Aim ▸
Please write out the inference code again, starting with "## 1. Load model" and going on through "y_tokenizer = load_tokenizer(token_type, lang2)", and switch each "token_type" to "tokenization".

Reading text ▸
Begin

# Inference

In [52]:
from models import Seq2Seq
import torch
from utils import load_yaml
from tokenizers import load_tokenizer

## 1. Load model

In [53]:
token_type = "char"
lang1 = "ben"
lang2 = "mni"

x_tokenizer = load_tokenizer(token_type, lang1)
y_tokenizer = load_tokenizer(token_type, lang2)

PARAMS_FILE = "data/params.yaml"
params = load_yaml(PARAMS_FILE)
EMBED_DIM = params["embed_dim"]
HIDDEN_DIM = params["hidden_dim"]

xlit_dict = load_yaml("conf/train.yaml")
model_name = xlit_dict["xlit"]
xlit_conf = xlit_dict["xlit_conf"]
ENCODER_LAYERS = xlit_conf["encoder_layers"]
DROPOUT_RATE = xlit_conf["dropout_rate"]

DEVICE = torch.device("cuda" if torch.cuda.is_available() else "cpu")

End

Information given ▸
Begin

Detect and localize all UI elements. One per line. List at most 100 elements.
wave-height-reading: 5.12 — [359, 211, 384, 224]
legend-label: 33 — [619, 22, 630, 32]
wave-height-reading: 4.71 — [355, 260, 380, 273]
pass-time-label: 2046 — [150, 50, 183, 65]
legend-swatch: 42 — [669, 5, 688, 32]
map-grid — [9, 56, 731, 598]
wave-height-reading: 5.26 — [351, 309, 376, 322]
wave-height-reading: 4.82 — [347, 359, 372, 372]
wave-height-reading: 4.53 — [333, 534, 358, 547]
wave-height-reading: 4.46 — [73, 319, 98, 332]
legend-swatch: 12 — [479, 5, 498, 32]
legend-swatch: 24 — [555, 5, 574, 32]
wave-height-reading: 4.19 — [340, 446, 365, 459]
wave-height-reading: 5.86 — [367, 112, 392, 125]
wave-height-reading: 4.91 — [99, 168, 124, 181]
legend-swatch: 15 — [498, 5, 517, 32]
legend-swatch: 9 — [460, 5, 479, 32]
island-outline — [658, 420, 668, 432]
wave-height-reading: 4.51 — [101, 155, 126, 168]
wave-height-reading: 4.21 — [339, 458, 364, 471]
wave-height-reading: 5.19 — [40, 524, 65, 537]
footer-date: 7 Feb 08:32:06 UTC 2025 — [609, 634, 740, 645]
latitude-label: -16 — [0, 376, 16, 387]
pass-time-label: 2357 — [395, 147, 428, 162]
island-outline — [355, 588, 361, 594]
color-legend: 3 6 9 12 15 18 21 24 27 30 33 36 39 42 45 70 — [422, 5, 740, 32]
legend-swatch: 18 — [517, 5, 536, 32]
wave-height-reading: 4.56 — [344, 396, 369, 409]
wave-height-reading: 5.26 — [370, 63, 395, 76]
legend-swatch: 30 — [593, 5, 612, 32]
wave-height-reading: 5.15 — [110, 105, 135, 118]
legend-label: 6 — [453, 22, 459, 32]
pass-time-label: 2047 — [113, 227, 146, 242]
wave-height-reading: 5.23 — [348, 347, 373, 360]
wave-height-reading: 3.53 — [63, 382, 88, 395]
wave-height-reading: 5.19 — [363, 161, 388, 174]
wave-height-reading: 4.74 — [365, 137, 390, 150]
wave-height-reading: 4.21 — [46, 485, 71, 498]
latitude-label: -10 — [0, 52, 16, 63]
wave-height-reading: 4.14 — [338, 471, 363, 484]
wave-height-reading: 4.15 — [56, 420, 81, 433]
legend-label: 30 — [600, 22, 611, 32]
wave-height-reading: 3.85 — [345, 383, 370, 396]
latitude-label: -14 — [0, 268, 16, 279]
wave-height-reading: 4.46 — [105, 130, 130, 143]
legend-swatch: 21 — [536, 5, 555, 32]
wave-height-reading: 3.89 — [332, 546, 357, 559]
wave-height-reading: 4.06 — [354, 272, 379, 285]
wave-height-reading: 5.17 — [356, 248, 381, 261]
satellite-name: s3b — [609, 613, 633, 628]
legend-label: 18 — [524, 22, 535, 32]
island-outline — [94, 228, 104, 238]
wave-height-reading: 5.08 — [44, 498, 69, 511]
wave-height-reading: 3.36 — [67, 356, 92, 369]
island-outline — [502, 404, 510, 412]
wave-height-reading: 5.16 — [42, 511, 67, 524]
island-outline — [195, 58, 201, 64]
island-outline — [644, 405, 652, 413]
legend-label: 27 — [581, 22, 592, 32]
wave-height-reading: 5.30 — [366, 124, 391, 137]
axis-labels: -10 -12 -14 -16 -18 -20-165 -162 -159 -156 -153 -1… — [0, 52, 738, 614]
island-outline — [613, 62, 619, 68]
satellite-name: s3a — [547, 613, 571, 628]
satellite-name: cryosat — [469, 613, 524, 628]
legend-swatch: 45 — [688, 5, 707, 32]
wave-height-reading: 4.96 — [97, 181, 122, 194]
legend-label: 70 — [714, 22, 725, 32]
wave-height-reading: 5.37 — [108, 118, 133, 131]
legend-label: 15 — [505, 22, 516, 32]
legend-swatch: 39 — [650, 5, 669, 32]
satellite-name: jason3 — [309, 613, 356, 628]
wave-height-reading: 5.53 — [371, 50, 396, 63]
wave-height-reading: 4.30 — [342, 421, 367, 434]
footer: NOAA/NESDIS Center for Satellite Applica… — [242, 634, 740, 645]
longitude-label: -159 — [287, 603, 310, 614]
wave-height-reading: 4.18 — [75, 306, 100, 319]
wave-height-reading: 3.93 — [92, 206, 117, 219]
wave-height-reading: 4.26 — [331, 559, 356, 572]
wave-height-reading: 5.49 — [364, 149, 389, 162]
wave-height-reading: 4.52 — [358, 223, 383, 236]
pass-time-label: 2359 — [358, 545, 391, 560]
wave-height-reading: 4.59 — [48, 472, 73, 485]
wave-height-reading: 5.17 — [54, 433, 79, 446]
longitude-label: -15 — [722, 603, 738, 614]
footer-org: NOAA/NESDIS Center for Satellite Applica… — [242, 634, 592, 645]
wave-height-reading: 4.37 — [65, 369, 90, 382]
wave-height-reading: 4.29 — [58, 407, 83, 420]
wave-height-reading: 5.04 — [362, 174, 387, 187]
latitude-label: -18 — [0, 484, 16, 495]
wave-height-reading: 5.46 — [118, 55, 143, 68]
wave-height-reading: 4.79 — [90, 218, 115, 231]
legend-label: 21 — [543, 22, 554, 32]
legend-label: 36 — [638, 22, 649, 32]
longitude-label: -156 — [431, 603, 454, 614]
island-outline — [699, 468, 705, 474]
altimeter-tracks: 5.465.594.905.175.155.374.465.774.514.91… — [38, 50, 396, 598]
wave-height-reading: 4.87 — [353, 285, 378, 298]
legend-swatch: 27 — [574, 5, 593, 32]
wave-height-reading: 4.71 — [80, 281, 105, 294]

End

Written solution ▸
## 1. Load model

In [53]:
tokenization = "char"
lang1 = "ben"
lang2 = "mni"

x_tokenizer = load_tokenizer(tokenization, lang1)
y_tokenizer = load_tokenizer(tokenization, lang2)